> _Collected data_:
* START *

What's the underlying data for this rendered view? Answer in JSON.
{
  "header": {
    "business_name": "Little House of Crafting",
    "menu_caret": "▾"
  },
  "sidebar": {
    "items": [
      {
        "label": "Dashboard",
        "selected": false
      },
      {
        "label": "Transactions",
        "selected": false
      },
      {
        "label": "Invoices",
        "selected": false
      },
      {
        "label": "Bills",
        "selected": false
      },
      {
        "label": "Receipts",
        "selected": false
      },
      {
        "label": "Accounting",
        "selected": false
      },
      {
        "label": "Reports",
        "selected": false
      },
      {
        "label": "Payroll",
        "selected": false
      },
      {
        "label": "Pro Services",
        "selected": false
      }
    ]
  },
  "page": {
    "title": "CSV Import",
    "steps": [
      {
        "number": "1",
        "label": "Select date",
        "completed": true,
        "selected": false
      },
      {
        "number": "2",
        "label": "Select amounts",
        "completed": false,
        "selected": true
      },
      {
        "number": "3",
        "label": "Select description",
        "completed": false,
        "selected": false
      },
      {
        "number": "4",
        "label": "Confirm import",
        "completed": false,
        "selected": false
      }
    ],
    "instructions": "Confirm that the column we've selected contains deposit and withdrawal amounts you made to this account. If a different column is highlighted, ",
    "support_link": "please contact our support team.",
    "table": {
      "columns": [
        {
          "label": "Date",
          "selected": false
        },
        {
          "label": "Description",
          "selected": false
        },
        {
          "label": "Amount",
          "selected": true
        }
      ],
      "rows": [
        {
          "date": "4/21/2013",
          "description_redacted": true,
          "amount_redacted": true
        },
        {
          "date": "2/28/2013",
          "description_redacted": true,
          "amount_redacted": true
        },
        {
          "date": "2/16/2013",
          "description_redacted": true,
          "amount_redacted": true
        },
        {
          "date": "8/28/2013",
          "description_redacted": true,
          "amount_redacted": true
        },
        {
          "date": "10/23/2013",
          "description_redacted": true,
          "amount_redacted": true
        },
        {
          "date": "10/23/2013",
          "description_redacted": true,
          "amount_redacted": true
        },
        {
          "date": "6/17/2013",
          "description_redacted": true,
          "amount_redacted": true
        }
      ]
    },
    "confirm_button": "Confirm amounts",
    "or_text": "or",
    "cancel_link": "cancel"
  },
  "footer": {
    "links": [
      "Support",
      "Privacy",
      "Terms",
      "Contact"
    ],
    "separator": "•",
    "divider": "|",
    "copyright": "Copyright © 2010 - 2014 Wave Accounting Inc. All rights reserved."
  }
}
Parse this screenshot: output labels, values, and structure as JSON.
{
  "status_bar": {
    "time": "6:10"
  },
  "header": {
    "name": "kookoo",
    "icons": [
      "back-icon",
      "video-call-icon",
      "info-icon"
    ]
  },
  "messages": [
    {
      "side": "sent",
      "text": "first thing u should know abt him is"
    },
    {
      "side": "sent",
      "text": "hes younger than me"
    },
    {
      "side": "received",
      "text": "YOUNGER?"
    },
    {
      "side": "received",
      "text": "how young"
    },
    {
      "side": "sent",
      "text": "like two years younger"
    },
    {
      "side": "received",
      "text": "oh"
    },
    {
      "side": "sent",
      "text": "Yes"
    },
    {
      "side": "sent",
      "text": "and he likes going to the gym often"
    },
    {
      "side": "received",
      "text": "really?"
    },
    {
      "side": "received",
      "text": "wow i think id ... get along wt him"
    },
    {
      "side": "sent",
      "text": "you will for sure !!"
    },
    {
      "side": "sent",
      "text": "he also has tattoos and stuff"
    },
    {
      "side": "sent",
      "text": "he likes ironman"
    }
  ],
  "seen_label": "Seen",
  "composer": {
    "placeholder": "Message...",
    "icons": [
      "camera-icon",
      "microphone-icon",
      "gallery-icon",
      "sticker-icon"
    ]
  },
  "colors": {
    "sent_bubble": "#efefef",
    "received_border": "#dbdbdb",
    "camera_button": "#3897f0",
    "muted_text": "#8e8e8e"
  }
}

* END *

> _What is required_:
Return all of the entries word for word.

> _Written response_:
What's the underlying data for this rendered view? Answer in JSON.
{
  "header": {
    "business_name": "Little House of Crafting",
    "menu_caret": "▾"
  },
  "sidebar": {
    "items": [
      {
        "label": "Dashboard",
        "selected": false
      },
      {
        "label": "Transactions",
        "selected": false
      },
      {
        "label": "Invoices",
        "selected": false
      },
      {
        "label": "Bills",
        "selected": false
      },
      {
        "label": "Receipts",
        "selected": false
      },
      {
        "label": "Accounting",
        "selected": false
      },
      {
        "label": "Reports",
        "selected": false
      },
      {
        "label": "Payroll",
        "selected": false
      },
      {
        "label": "Pro Services",
        "selected": false
      }
    ]
  },
  "page": {
    "title": "CSV Import",
    "steps": [
      {
        "number": "1",
        "label": "Select date",
        "completed": true,
        "selected": false
      },
      {
        "number": "2",
        "label": "Select amounts",
        "completed": false,
        "selected": true
      },
      {
        "number": "3",
        "label": "Select description",
        "completed": false,
        "selected": false
      },
      {
        "number": "4",
        "label": "Confirm import",
        "completed": false,
        "selected": false
      }
    ],
    "instructions": "Confirm that the column we've selected contains deposit and withdrawal amounts you made to this account. If a different column is highlighted, ",
    "support_link": "please contact our support team.",
    "table": {
      "columns": [
        {
          "label": "Date",
          "selected": false
        },
        {
          "label": "Description",
          "selected": false
        },
        {
          "label": "Amount",
          "selected": true
        }
      ],
      "rows": [
        {
          "date": "4/21/2013",
          "description_redacted": true,
          "amount_redacted": true
        },
        {
          "date": "2/28/2013",
          "description_redacted": true,
          "amount_redacted": true
        },
        {
          "date": "2/16/2013",
          "description_redacted": true,
          "amount_redacted": true
        },
        {
          "date": "8/28/2013",
          "description_redacted": true,
          "amount_redacted": true
        },
        {
          "date": "10/23/2013",
          "description_redacted": true,
          "amount_redacted": true
        },
        {
          "date": "10/23/2013",
          "description_redacted": true,
          "amount_redacted": true
        },
        {
          "date": "6/17/2013",
          "description_redacted": true,
          "amount_redacted": true
        }
      ]
    },
    "confirm_button": "Confirm amounts",
    "or_text": "or",
    "cancel_link": "cancel"
  },
  "footer": {
    "links": [
      "Support",
      "Privacy",
      "Terms",
      "Contact"
    ],
    "separator": "•",
    "divider": "|",
    "copyright": "Copyright © 2010 - 2014 Wave Accounting Inc. All rights reserved."
  }
}
Parse this screenshot: output labels, values, and structure as JSON.
{
  "status_bar": {
    "time": "6:10"
  },
  "header": {
    "name": "kookoo",
    "icons": [
      "back-icon",
      "video-call-icon",
      "info-icon"
    ]
  },
  "messages": [
    {
      "side": "sent",
      "text": "first thing u should know abt him is"
    },
    {
      "side": "sent",
      "text": "hes younger than me"
    },
    {
      "side": "received",
      "text": "YOUNGER?"
    },
    {
      "side": "received",
      "text": "how young"
    },
    {
      "side": "sent",
      "text": "like two years younger"
    },
    {
      "side": "received",
      "text": "oh"
    },
    {
      "side": "sent",
      "text": "Yes"
    },
    {
      "side": "sent",
      "text": "and he likes going to the gym often"
    },
    {
      "side": "received",
      "text": "really?"
    },
    {
      "side": "received",
      "text": "wow i think id ... get along wt him"
    },
    {
      "side": "sent",
      "text": "you will for sure !!"
    },
    {
      "side": "sent",
      "text": "he also has tattoos and stuff"
    },
    {
      "side": "sent",
      "text": "he likes ironman"
    }
  ],
  "seen_label": "Seen",
  "composer": {
    "placeholder": "Message...",
    "icons": [
      "camera-icon",
      "microphone-icon",
      "gallery-icon",
      "sticker-icon"
    ]
  },
  "colors": {
    "sent_bubble": "#efefef",
    "received_border": "#dbdbdb",
    "camera_button": "#3897f0",
    "muted_text": "#8e8e8e"
  }
}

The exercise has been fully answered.